* [Written task] Which lines of the records contain "style"? Collect every one of them.

* [Material for this task]
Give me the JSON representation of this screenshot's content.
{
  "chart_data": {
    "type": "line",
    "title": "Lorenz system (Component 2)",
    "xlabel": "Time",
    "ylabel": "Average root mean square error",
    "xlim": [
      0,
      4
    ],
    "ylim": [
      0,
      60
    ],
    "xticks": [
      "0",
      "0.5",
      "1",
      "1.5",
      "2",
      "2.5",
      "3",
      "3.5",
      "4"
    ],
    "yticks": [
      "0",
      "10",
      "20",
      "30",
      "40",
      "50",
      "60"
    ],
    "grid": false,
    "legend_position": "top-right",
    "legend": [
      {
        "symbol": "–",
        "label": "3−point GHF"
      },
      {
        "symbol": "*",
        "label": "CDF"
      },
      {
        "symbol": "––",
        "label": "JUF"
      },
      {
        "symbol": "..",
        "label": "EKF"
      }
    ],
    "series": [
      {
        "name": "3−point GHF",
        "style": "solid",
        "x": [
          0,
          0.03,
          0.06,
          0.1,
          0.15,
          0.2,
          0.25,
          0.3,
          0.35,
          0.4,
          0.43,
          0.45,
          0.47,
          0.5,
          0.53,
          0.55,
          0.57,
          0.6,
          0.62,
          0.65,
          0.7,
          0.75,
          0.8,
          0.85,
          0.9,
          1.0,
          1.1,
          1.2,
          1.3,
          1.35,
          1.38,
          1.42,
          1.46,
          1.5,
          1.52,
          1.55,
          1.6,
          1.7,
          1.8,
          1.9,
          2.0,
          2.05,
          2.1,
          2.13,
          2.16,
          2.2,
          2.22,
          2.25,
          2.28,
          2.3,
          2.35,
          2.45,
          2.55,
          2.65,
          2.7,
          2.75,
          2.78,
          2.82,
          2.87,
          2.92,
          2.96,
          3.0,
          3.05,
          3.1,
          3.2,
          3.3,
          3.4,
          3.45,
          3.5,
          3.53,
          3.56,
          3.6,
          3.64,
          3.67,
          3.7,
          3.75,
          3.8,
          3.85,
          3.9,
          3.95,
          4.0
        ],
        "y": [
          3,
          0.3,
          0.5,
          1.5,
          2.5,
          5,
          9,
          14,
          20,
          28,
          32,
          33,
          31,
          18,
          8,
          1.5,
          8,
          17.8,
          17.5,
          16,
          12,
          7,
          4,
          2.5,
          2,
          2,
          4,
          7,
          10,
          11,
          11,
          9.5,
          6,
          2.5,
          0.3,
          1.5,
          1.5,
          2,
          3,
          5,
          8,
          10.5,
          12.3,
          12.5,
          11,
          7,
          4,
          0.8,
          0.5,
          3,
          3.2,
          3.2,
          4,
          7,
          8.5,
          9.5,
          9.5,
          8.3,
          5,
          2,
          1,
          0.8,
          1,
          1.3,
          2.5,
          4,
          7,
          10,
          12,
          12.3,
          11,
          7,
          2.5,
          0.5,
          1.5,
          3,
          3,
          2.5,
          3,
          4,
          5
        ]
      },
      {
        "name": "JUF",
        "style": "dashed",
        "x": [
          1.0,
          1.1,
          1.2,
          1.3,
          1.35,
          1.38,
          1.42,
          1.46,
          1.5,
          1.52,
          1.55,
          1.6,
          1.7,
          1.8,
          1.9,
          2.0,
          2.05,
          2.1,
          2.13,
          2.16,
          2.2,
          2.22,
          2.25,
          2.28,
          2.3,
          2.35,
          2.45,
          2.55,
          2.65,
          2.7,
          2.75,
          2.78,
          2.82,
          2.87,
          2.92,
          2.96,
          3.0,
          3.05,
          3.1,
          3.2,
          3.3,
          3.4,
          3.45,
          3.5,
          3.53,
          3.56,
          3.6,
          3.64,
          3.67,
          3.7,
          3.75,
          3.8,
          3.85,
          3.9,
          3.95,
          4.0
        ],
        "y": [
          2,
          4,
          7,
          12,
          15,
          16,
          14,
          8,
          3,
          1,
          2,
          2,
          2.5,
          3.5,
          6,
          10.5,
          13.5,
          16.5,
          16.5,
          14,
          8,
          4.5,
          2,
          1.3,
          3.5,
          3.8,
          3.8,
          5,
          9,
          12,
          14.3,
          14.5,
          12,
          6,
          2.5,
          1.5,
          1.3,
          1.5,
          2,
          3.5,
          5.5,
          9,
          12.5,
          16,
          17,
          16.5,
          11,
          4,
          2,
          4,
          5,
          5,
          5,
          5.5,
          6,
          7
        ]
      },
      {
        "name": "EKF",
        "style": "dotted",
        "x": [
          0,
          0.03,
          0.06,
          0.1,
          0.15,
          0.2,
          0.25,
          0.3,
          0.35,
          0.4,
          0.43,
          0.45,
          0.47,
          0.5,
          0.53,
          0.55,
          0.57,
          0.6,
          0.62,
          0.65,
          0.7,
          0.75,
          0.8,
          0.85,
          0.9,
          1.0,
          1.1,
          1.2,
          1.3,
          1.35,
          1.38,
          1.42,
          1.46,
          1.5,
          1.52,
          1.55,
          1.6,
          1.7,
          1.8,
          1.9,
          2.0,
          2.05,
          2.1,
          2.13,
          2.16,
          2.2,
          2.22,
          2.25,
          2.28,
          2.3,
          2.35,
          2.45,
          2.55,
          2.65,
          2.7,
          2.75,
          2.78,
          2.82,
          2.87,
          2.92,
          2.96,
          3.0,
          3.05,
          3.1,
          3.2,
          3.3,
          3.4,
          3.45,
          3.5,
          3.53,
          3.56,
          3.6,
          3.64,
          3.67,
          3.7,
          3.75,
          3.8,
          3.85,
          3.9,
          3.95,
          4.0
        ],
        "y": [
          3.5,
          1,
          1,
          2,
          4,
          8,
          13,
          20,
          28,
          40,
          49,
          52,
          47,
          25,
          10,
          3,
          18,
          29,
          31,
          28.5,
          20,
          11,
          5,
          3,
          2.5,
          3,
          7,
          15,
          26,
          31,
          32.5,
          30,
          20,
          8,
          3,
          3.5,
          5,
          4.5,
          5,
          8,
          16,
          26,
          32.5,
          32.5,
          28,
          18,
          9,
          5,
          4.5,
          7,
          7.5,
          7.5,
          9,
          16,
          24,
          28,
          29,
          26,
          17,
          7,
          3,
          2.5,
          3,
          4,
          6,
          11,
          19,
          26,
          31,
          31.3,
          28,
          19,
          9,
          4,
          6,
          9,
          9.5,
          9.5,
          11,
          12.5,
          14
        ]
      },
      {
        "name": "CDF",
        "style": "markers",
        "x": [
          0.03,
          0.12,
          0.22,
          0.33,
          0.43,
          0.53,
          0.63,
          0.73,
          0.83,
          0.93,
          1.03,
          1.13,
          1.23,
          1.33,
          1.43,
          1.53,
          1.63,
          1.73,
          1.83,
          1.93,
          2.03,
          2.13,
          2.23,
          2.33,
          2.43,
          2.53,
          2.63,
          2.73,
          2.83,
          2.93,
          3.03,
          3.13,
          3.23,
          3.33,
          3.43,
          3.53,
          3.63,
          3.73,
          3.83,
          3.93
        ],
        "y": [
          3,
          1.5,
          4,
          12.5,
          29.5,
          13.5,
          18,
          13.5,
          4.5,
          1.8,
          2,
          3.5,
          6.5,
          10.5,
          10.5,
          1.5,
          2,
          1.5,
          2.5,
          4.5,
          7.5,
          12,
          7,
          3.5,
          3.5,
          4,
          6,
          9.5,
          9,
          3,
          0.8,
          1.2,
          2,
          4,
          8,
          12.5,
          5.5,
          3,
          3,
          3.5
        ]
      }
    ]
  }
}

* [Written solution]
        "style": "solid",
        "style": "dashed",
        "style": "dotted",
        "style": "markers",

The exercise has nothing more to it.